--- START Given information ---

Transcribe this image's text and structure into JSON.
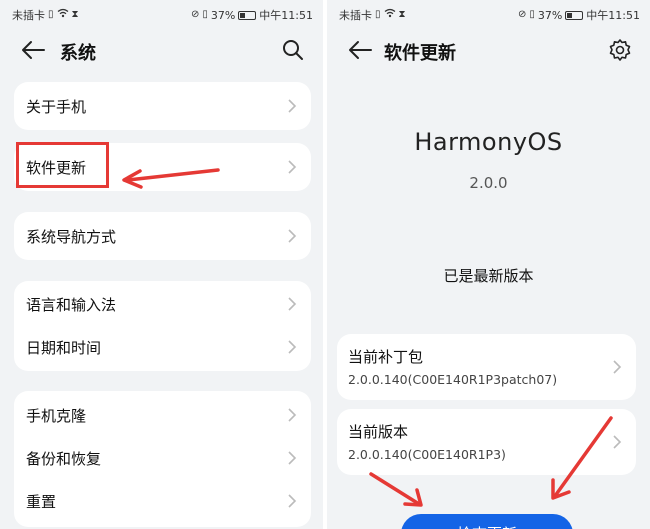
{
  "status_bar": {
    "carrier": "未插卡",
    "battery_percent": "37%",
    "time": "中午11:51"
  },
  "left_screen": {
    "title": "系统",
    "groups": [
      [
        "关于手机"
      ],
      [
        "软件更新"
      ],
      [
        "系统导航方式"
      ],
      [
        "语言和输入法",
        "日期和时间"
      ],
      [
        "手机克隆",
        "备份和恢复",
        "重置"
      ]
    ],
    "highlight_color": "#e53935"
  },
  "right_screen": {
    "title": "软件更新",
    "logo_text": "HarmonyOS",
    "os_version": "2.0.0",
    "status_text": "已是最新版本",
    "patch": {
      "label": "当前补丁包",
      "value": "2.0.0.140(C00E140R1P3patch07)"
    },
    "current_version": {
      "label": "当前版本",
      "value": "2.0.0.140(C00E140R1P3)"
    },
    "check_button": "检查更新",
    "accent_color": "#1464e6"
  }
}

--- END Given information ---

» Exercise details:
Will you restate every entry word for word and omit the images?

» In response:
Transcribe this image's text and structure into JSON.
{
  "status_bar": {
    "carrier": "未插卡",
    "battery_percent": "37%",
    "time": "中午11:51"
  },
  "left_screen": {
    "title": "系统",
    "groups": [
      [
        "关于手机"
      ],
      [
        "软件更新"
      ],
      [
        "系统导航方式"
      ],
      [
        "语言和输入法",
        "日期和时间"
      ],
      [
        "手机克隆",
        "备份和恢复",
        "重置"
      ]
    ],
    "highlight_color": "#e53935"
  },
  "right_screen": {
    "title": "软件更新",
    "logo_text": "HarmonyOS",
    "os_version": "2.0.0",
    "status_text": "已是最新版本",
    "patch": {
      "label": "当前补丁包",
      "value": "2.0.0.140(C00E140R1P3patch07)"
    },
    "current_version": {
      "label": "当前版本",
      "value": "2.0.0.140(C00E140R1P3)"
    },
    "check_button": "检查更新",
    "accent_color": "#1464e6"
  }
}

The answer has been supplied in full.